Records from a data collection:
****************

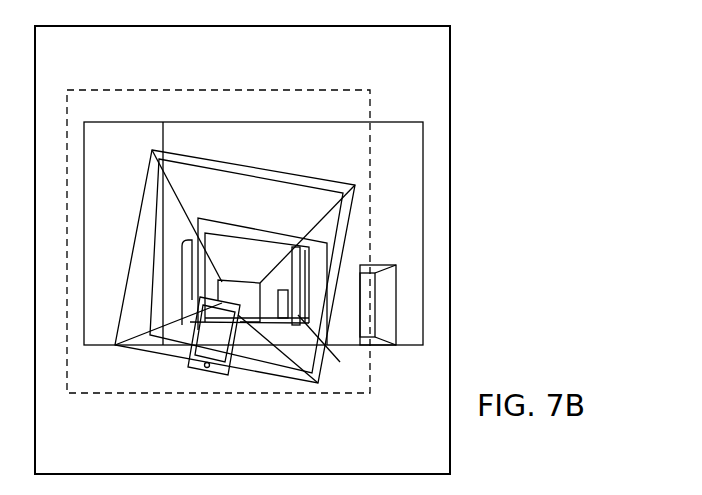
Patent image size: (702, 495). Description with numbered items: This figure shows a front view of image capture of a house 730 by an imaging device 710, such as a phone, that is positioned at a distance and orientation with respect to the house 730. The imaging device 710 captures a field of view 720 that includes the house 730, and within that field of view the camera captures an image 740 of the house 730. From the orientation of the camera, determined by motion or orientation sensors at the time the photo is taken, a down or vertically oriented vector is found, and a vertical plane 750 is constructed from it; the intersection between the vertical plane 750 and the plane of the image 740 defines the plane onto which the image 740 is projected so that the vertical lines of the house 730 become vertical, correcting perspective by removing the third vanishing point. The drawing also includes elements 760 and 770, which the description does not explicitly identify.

The imaging device 710 is at (225, 383).
The field of view 720 is at (366, 184).
The house 730 is at (162, 118).
The image 740 is at (201, 206).
The vertical plane 750 is at (374, 88).
The captured image 760 is at (158, 338).
The virtual object 770 is at (237, 226).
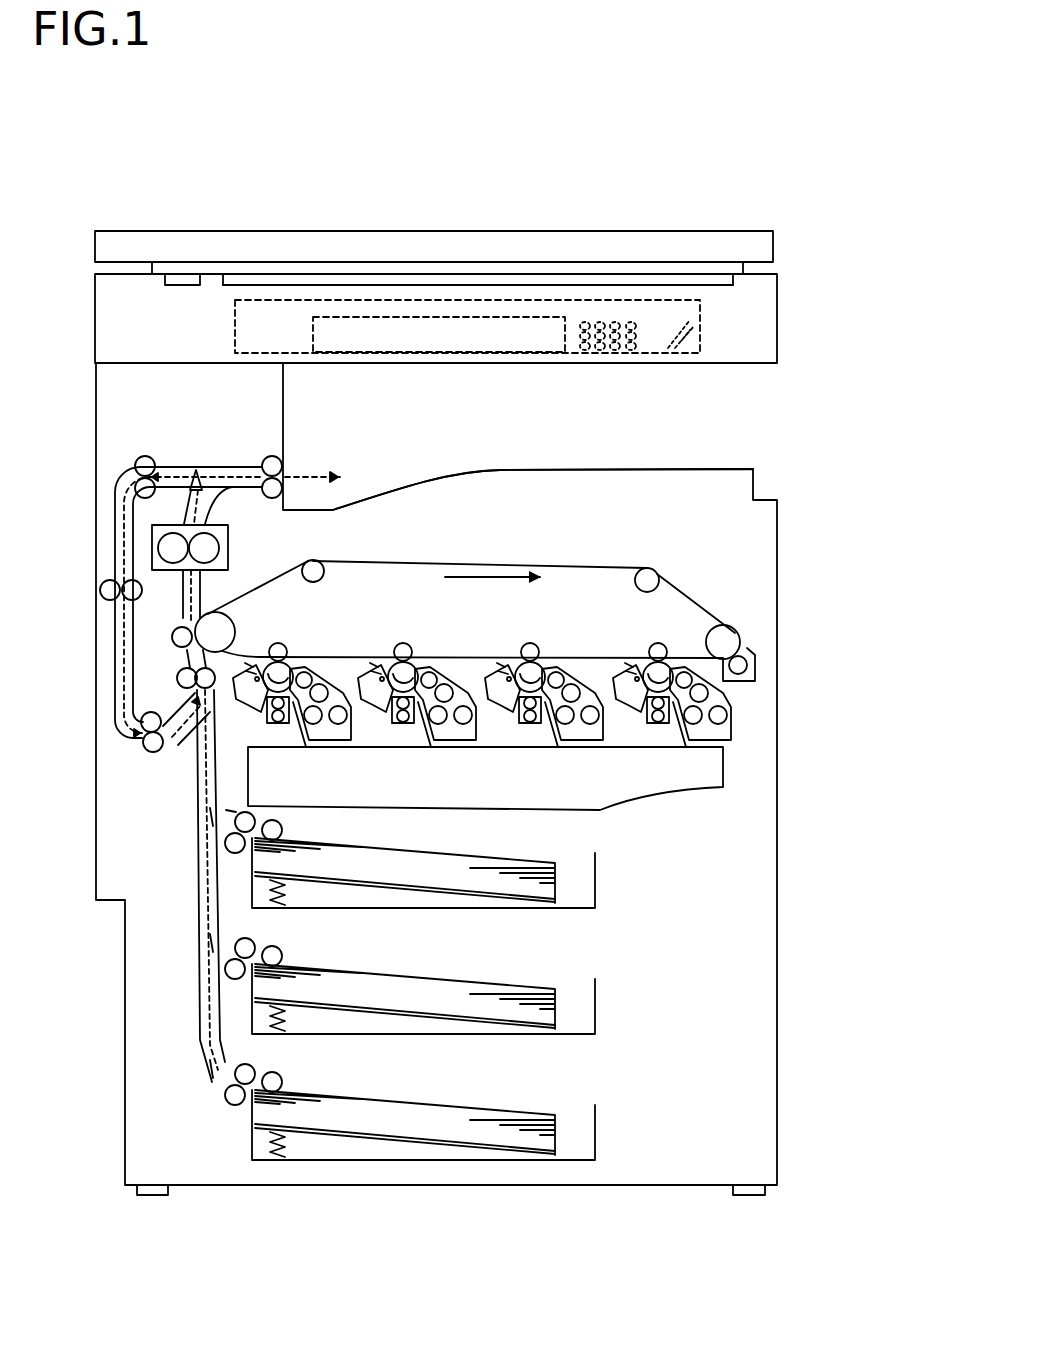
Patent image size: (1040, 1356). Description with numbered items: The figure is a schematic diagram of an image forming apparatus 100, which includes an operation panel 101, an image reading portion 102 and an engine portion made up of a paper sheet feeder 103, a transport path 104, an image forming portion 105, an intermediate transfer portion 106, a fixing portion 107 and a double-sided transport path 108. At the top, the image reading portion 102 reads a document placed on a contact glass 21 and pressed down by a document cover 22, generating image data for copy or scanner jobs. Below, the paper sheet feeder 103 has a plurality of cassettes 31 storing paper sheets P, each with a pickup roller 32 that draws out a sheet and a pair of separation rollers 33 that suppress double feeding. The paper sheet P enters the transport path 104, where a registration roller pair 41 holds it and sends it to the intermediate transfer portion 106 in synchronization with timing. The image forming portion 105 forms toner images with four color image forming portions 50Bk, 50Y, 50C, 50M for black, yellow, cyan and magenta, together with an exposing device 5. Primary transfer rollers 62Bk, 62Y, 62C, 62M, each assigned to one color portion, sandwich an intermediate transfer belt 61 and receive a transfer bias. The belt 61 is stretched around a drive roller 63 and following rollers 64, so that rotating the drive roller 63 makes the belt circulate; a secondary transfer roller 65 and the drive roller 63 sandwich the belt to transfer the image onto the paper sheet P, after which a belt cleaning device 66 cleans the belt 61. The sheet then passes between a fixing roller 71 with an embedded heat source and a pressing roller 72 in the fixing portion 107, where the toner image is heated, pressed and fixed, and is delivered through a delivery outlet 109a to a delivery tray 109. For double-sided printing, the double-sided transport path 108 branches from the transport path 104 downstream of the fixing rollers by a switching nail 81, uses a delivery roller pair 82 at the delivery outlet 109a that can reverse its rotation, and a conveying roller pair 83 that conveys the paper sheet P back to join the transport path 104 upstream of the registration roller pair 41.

The image forming apparatus 100 is at (129, 229).
The operation panel 101 is at (228, 333).
The image reading portion 102 is at (760, 372).
The contact glass 21 is at (512, 290).
The document cover 22 is at (646, 240).
The double-sided transport path 108 is at (110, 491).
The delivery tray 109 is at (436, 472).
The delivery outlet 109a is at (287, 463).
The conveying roller pair 83 is at (146, 455).
The delivery roller pair 82 is at (266, 457).
The switching nail 81 is at (196, 468).
The fixing portion 107 is at (232, 538).
The pressing roller 72 is at (160, 548).
The fixing roller 71 is at (213, 552).
The intermediate transfer belt 61 is at (452, 562).
The following rollers 64 is at (324, 574).
The drive roller 63 is at (212, 613).
The secondary transfer roller 65 is at (172, 636).
The belt cleaning device 66 is at (748, 665).
The intermediate transfer portion 106 is at (703, 577).
The image forming portion 105 is at (742, 733).
The primary transfer roller 62Bk is at (284, 654).
The primary transfer roller 62Y is at (409, 654).
The primary transfer roller 62C is at (536, 654).
The primary transfer roller 62M is at (652, 650).
The image forming portion 50Bk is at (279, 730).
The image forming portion 50Y is at (401, 730).
The image forming portion 50C is at (529, 730).
The image forming portion 50M is at (655, 730).
The exposing device 5 is at (724, 778).
The transport path 104 is at (190, 763).
The registration roller pair 41 is at (178, 680).
The paper sheet feeder 103 is at (608, 886).
The cassettes 31 is at (603, 906).
The pickup roller 32 is at (283, 830).
The separation rollers 33 is at (237, 851).
The paper sheet P is at (446, 861).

****************

» Stated goal: Return the entries from their start through the line containing "The virtual object 770 is at (237, 226).", inclusive, reproducing each line unchanged. Leave the pictures out of your answer.

» Correct result:
Patent image size: (702, 495). Description with numbered items: This figure shows a front view of image capture of a house 730 by an imaging device 710, such as a phone, that is positioned at a distance and orientation with respect to the house 730. The imaging device 710 captures a field of view 720 that includes the house 730, and within that field of view the camera captures an image 740 of the house 730. From the orientation of the camera, determined by motion or orientation sensors at the time the photo is taken, a down or vertically oriented vector is found, and a vertical plane 750 is constructed from it; the intersection between the vertical plane 750 and the plane of the image 740 defines the plane onto which the image 740 is projected so that the vertical lines of the house 730 become vertical, correcting perspective by removing the third vanishing point. The drawing also includes elements 760 and 770, which the description does not explicitly identify.

The imaging device 710 is at (225, 383).
The field of view 720 is at (366, 184).
The house 730 is at (162, 118).
The image 740 is at (201, 206).
The vertical plane 750 is at (374, 88).
The captured image 760 is at (158, 338).
The virtual object 770 is at (237, 226).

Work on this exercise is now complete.